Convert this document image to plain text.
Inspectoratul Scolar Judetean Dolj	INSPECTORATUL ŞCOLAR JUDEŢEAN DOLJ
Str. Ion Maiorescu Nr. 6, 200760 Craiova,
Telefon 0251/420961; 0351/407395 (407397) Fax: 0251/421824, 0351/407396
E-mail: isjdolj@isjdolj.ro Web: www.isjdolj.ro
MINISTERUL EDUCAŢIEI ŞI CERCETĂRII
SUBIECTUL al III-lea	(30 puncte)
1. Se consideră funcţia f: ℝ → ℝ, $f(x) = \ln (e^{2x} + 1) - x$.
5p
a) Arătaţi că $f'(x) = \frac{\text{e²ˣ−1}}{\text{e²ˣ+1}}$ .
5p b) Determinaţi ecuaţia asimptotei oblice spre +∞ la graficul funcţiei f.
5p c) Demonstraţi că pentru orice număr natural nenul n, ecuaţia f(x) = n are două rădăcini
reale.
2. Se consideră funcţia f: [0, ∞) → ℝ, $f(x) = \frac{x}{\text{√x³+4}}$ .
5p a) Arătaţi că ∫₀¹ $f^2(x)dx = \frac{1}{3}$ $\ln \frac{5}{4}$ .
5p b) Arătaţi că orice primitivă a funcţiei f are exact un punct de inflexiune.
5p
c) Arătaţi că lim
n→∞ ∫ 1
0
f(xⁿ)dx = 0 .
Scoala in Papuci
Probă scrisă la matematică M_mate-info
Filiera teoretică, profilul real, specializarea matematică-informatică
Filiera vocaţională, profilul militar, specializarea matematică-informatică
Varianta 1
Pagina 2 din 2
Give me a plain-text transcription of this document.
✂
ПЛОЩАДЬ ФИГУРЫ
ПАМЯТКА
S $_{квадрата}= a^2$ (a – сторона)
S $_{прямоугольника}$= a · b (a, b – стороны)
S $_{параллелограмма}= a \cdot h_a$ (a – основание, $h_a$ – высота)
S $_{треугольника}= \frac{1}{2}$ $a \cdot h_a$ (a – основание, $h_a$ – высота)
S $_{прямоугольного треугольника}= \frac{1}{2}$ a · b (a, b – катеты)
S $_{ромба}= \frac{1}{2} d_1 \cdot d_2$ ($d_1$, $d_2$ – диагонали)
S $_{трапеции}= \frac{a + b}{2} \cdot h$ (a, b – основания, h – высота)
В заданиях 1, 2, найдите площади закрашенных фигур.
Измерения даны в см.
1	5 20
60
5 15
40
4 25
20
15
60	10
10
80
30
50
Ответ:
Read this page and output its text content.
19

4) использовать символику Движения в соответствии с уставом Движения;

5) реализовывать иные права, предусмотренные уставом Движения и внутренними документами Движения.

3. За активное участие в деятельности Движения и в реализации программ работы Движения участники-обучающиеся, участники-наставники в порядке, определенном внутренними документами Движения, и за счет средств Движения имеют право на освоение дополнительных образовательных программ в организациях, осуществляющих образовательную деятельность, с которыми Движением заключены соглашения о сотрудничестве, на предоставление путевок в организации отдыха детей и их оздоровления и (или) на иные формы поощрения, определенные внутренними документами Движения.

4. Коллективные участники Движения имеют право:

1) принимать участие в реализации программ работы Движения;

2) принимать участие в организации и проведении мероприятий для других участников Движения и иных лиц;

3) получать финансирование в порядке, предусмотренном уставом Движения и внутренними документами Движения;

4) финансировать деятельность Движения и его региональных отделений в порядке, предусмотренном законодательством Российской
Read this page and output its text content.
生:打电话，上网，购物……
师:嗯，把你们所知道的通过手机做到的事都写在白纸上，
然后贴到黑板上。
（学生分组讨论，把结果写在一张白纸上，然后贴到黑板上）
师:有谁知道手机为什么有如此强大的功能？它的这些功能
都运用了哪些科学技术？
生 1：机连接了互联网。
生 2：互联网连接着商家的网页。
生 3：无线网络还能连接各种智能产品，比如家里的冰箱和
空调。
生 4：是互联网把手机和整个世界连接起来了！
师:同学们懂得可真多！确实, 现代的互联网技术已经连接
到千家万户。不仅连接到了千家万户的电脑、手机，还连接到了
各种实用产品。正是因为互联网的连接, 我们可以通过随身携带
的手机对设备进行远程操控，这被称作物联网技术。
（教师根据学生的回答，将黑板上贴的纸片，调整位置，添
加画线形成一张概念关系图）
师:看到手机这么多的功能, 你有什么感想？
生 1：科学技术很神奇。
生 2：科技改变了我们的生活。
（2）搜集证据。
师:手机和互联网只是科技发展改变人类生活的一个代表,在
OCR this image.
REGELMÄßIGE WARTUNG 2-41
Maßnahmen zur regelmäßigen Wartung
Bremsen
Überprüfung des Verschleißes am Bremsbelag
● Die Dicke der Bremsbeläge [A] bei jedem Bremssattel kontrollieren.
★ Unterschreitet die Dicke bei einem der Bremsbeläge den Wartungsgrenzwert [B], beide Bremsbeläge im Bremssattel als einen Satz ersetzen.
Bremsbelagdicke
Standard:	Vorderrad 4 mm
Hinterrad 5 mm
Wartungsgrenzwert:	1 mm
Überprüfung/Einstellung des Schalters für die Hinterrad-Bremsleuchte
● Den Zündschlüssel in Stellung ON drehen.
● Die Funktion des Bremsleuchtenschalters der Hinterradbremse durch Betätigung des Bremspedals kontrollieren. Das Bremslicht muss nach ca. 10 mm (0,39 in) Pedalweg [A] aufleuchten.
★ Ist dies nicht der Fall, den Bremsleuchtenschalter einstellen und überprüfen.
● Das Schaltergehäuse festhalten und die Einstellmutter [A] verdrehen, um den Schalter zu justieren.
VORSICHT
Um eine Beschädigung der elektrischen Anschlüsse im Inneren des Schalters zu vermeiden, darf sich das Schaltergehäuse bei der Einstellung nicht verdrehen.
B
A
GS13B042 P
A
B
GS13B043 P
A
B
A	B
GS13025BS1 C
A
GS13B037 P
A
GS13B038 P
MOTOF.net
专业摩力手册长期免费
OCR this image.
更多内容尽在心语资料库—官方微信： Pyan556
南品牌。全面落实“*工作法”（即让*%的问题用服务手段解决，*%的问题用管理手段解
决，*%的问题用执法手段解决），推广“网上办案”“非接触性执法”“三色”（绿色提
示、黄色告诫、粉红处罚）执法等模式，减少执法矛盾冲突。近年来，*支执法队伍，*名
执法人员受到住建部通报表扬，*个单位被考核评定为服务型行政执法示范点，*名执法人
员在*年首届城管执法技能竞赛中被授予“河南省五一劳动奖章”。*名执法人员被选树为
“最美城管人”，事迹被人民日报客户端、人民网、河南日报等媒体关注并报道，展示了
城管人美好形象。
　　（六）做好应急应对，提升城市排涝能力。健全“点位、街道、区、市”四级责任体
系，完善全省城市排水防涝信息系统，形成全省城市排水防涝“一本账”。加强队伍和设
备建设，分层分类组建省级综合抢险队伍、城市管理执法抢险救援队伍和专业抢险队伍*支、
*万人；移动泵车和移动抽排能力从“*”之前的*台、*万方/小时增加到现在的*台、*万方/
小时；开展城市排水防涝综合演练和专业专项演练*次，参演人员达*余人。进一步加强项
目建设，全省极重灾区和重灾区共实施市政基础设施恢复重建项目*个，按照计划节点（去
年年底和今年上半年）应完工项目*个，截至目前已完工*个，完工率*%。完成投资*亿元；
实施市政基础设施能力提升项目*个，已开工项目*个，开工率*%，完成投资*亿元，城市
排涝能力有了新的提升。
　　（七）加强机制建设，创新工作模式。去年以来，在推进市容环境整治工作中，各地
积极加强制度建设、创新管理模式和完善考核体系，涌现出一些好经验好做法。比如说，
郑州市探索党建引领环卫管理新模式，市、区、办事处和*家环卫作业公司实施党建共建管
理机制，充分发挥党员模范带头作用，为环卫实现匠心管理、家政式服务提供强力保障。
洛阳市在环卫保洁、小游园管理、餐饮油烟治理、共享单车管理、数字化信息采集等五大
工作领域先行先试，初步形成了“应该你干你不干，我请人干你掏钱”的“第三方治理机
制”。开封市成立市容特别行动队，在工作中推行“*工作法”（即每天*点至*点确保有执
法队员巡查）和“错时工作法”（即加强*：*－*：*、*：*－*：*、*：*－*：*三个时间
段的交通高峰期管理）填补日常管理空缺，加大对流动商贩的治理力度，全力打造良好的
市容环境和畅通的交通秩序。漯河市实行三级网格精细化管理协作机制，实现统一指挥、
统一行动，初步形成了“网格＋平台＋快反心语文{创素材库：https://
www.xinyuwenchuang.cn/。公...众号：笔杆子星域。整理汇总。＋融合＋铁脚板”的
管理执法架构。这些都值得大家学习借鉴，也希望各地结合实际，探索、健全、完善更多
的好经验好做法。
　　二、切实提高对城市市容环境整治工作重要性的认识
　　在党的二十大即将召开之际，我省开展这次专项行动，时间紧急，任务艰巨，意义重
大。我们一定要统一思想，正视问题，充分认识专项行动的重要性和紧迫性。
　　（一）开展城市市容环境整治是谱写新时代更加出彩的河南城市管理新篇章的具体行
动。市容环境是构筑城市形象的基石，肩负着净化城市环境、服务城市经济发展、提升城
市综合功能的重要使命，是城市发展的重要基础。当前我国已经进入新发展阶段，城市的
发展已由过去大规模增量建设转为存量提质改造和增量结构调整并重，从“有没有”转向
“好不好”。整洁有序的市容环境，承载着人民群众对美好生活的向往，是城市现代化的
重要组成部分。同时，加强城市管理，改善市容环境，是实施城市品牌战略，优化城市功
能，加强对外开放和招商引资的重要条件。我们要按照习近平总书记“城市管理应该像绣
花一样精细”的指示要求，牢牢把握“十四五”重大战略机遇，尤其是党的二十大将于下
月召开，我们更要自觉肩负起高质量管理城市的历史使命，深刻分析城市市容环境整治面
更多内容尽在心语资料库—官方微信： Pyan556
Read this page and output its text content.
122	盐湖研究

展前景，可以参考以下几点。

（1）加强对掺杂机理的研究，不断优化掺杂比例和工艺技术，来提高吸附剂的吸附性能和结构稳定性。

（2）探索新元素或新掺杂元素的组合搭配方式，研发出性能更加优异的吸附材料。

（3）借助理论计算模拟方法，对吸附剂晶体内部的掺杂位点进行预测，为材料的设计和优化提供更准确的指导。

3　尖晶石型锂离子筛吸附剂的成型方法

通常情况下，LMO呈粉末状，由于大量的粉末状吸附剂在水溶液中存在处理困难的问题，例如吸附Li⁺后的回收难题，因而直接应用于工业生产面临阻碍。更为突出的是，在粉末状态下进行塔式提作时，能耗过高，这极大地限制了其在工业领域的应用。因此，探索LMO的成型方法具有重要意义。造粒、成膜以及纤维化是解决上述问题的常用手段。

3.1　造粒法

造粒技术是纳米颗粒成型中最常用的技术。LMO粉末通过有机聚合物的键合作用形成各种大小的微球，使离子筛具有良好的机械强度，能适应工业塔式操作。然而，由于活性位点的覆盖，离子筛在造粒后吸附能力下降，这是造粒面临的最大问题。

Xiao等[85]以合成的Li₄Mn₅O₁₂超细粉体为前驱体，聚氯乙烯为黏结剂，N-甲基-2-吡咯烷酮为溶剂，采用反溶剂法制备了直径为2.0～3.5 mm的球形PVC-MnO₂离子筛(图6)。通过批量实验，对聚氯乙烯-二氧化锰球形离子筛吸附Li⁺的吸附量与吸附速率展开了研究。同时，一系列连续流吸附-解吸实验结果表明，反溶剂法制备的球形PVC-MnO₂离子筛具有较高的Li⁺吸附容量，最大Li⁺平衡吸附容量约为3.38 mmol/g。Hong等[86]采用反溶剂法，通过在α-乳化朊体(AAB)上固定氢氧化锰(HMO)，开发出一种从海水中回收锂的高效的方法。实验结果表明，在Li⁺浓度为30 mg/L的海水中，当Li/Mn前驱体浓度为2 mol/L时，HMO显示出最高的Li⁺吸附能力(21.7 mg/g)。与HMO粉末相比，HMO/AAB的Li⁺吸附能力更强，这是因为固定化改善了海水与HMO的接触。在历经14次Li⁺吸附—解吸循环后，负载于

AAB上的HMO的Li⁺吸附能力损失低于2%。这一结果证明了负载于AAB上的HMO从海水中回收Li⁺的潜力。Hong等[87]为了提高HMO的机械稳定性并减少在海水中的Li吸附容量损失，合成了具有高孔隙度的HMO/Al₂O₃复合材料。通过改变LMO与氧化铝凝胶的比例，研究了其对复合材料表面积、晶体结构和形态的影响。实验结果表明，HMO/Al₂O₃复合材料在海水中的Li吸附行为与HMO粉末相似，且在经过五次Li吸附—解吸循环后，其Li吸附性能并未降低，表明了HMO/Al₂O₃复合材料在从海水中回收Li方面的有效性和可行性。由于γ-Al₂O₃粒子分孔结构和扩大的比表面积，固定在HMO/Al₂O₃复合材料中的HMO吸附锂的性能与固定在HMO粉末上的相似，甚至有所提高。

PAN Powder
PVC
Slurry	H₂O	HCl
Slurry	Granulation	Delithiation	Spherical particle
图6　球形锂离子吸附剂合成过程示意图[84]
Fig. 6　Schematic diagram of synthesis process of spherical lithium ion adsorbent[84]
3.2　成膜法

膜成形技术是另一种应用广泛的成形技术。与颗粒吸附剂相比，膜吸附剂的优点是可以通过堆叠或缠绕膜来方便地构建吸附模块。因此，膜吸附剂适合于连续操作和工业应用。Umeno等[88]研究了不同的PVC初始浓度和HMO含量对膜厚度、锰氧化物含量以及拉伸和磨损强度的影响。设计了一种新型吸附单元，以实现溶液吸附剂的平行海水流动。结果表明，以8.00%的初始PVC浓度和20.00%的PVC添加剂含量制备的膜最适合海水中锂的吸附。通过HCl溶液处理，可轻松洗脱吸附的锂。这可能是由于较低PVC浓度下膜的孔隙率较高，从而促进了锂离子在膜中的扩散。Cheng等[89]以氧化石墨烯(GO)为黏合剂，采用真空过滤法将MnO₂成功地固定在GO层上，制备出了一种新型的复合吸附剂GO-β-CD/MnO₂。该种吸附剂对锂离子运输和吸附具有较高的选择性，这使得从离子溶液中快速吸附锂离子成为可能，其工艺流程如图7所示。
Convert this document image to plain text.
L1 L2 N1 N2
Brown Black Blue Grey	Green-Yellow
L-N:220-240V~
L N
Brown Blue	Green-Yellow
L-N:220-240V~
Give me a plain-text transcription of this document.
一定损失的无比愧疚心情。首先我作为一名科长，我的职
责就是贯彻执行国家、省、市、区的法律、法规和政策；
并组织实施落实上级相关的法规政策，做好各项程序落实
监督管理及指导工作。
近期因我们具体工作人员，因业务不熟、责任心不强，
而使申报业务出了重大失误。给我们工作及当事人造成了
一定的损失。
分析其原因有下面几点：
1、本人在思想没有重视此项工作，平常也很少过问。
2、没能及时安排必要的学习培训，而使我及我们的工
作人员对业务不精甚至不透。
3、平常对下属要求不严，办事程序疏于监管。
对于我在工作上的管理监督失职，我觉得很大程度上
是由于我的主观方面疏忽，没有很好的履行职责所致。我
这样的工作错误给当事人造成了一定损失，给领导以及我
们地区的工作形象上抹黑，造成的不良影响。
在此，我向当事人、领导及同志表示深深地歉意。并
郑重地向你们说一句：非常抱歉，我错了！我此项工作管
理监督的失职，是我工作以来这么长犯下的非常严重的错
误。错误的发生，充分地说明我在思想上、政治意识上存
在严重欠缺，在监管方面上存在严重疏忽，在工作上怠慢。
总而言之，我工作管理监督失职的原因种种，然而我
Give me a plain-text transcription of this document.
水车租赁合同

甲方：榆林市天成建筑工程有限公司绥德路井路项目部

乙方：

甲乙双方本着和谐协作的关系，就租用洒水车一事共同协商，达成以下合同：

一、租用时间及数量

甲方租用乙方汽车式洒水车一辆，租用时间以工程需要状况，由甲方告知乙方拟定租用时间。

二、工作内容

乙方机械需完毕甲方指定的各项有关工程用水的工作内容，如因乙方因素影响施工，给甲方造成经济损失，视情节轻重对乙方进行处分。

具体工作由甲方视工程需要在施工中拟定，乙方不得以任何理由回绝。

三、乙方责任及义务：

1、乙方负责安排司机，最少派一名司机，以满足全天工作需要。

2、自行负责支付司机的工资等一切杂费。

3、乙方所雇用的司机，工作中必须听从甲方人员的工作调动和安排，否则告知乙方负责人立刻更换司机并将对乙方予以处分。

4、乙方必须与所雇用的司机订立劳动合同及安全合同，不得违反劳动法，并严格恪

..............................

Only the number is wanted: how many lines in the entries above contain the word "informatică"?

# Written reply:
2